Given information >>

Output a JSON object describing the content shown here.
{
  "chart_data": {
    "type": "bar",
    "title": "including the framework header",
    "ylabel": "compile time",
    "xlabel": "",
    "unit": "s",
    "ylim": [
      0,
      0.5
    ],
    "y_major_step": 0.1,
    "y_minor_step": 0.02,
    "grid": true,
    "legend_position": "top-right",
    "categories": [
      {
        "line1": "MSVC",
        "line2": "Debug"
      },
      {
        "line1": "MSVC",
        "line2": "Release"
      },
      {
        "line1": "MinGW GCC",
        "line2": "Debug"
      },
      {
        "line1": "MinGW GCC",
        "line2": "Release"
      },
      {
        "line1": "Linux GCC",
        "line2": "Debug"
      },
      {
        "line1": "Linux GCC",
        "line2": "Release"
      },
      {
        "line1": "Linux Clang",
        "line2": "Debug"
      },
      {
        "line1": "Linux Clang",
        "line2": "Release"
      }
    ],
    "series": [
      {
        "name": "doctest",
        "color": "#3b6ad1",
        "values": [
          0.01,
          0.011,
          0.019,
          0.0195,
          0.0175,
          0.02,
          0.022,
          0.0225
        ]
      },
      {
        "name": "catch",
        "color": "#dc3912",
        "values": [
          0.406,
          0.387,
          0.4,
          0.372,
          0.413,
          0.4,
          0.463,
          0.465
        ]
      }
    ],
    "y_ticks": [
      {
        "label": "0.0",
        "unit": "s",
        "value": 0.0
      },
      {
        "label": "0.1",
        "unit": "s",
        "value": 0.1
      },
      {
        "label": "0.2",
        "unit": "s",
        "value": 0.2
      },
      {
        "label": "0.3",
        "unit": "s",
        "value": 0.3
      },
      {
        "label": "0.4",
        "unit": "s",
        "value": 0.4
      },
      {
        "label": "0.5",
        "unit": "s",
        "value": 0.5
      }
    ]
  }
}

Stated problem >> Everything in the listing above should be restated exactly.

The response >>
Output a JSON object describing the content shown here.
{
  "chart_data": {
    "type": "bar",
    "title": "including the framework header",
    "ylabel": "compile time",
    "xlabel": "",
    "unit": "s",
    "ylim": [
      0,
      0.5
    ],
    "y_major_step": 0.1,
    "y_minor_step": 0.02,
    "grid": true,
    "legend_position": "top-right",
    "categories": [
      {
        "line1": "MSVC",
        "line2": "Debug"
      },
      {
        "line1": "MSVC",
        "line2": "Release"
      },
      {
        "line1": "MinGW GCC",
        "line2": "Debug"
      },
      {
        "line1": "MinGW GCC",
        "line2": "Release"
      },
      {
        "line1": "Linux GCC",
        "line2": "Debug"
      },
      {
        "line1": "Linux GCC",
        "line2": "Release"
      },
      {
        "line1": "Linux Clang",
        "line2": "Debug"
      },
      {
        "line1": "Linux Clang",
        "line2": "Release"
      }
    ],
    "series": [
      {
        "name": "doctest",
        "color": "#3b6ad1",
        "values": [
          0.01,
          0.011,
          0.019,
          0.0195,
          0.0175,
          0.02,
          0.022,
          0.0225
        ]
      },
      {
        "name": "catch",
        "color": "#dc3912",
        "values": [
          0.406,
          0.387,
          0.4,
          0.372,
          0.413,
          0.4,
          0.463,
          0.465
        ]
      }
    ],
    "y_ticks": [
      {
        "label": "0.0",
        "unit": "s",
        "value": 0.0
      },
      {
        "label": "0.1",
        "unit": "s",
        "value": 0.1
      },
      {
        "label": "0.2",
        "unit": "s",
        "value": 0.2
      },
      {
        "label": "0.3",
        "unit": "s",
        "value": 0.3
      },
      {
        "label": "0.4",
        "unit": "s",
        "value": 0.4
      },
      {
        "label": "0.5",
        "unit": "s",
        "value": 0.5
      }
    ]
  }
}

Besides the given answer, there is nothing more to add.